== Dataset extract

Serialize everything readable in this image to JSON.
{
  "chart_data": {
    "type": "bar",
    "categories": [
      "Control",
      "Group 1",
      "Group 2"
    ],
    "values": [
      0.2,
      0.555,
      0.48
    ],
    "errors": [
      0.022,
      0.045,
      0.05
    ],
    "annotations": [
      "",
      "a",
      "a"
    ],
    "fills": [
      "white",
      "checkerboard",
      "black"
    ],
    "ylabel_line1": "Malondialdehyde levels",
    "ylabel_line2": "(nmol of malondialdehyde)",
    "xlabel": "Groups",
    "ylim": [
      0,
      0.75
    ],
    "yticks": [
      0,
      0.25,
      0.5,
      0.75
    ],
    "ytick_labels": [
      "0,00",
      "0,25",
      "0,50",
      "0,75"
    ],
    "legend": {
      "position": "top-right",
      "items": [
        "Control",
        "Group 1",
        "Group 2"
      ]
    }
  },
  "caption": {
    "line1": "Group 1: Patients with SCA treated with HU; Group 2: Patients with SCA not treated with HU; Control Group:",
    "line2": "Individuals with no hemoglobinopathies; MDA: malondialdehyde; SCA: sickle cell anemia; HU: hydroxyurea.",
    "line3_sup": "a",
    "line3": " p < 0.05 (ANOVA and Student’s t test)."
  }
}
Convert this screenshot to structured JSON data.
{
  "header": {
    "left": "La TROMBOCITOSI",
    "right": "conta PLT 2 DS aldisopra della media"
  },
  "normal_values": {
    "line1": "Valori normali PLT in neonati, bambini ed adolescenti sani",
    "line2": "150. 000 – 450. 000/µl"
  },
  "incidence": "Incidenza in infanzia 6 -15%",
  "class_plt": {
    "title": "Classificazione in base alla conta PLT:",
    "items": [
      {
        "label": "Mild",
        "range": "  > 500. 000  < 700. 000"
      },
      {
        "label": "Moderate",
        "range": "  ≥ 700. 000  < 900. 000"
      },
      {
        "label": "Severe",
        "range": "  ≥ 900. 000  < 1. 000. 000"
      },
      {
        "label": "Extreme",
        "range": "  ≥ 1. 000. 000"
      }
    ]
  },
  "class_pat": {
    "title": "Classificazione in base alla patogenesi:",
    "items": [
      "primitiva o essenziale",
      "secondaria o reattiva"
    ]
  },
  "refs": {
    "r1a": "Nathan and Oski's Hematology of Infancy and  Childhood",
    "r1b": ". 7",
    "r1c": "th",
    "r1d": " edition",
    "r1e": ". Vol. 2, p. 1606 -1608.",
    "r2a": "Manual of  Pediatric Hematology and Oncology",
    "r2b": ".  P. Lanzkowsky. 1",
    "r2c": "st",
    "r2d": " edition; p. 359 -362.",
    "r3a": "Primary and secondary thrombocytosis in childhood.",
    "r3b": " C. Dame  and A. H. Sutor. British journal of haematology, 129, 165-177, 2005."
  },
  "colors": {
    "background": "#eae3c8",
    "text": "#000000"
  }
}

====

**Task item:** All of the records go in your answer, copied exactly.

**Response to the exercise:**
Serialize everything readable in this image to JSON.
{
  "chart_data": {
    "type": "bar",
    "categories": [
      "Control",
      "Group 1",
      "Group 2"
    ],
    "values": [
      0.2,
      0.555,
      0.48
    ],
    "errors": [
      0.022,
      0.045,
      0.05
    ],
    "annotations": [
      "",
      "a",
      "a"
    ],
    "fills": [
      "white",
      "checkerboard",
      "black"
    ],
    "ylabel_line1": "Malondialdehyde levels",
    "ylabel_line2": "(nmol of malondialdehyde)",
    "xlabel": "Groups",
    "ylim": [
      0,
      0.75
    ],
    "yticks": [
      0,
      0.25,
      0.5,
      0.75
    ],
    "ytick_labels": [
      "0,00",
      "0,25",
      "0,50",
      "0,75"
    ],
    "legend": {
      "position": "top-right",
      "items": [
        "Control",
        "Group 1",
        "Group 2"
      ]
    }
  },
  "caption": {
    "line1": "Group 1: Patients with SCA treated with HU; Group 2: Patients with SCA not treated with HU; Control Group:",
    "line2": "Individuals with no hemoglobinopathies; MDA: malondialdehyde; SCA: sickle cell anemia; HU: hydroxyurea.",
    "line3_sup": "a",
    "line3": " p < 0.05 (ANOVA and Student’s t test)."
  }
}
Convert this screenshot to structured JSON data.
{
  "header": {
    "left": "La TROMBOCITOSI",
    "right": "conta PLT 2 DS aldisopra della media"
  },
  "normal_values": {
    "line1": "Valori normali PLT in neonati, bambini ed adolescenti sani",
    "line2": "150. 000 – 450. 000/µl"
  },
  "incidence": "Incidenza in infanzia 6 -15%",
  "class_plt": {
    "title": "Classificazione in base alla conta PLT:",
    "items": [
      {
        "label": "Mild",
        "range": "  > 500. 000  < 700. 000"
      },
      {
        "label": "Moderate",
        "range": "  ≥ 700. 000  < 900. 000"
      },
      {
        "label": "Severe",
        "range": "  ≥ 900. 000  < 1. 000. 000"
      },
      {
        "label": "Extreme",
        "range": "  ≥ 1. 000. 000"
      }
    ]
  },
  "class_pat": {
    "title": "Classificazione in base alla patogenesi:",
    "items": [
      "primitiva o essenziale",
      "secondaria o reattiva"
    ]
  },
  "refs": {
    "r1a": "Nathan and Oski's Hematology of Infancy and  Childhood",
    "r1b": ". 7",
    "r1c": "th",
    "r1d": " edition",
    "r1e": ". Vol. 2, p. 1606 -1608.",
    "r2a": "Manual of  Pediatric Hematology and Oncology",
    "r2b": ".  P. Lanzkowsky. 1",
    "r2c": "st",
    "r2d": " edition; p. 359 -362.",
    "r3a": "Primary and secondary thrombocytosis in childhood.",
    "r3b": " C. Dame  and A. H. Sutor. British journal of haematology, 129, 165-177, 2005."
  },
  "colors": {
    "background": "#eae3c8",
    "text": "#000000"
  }
}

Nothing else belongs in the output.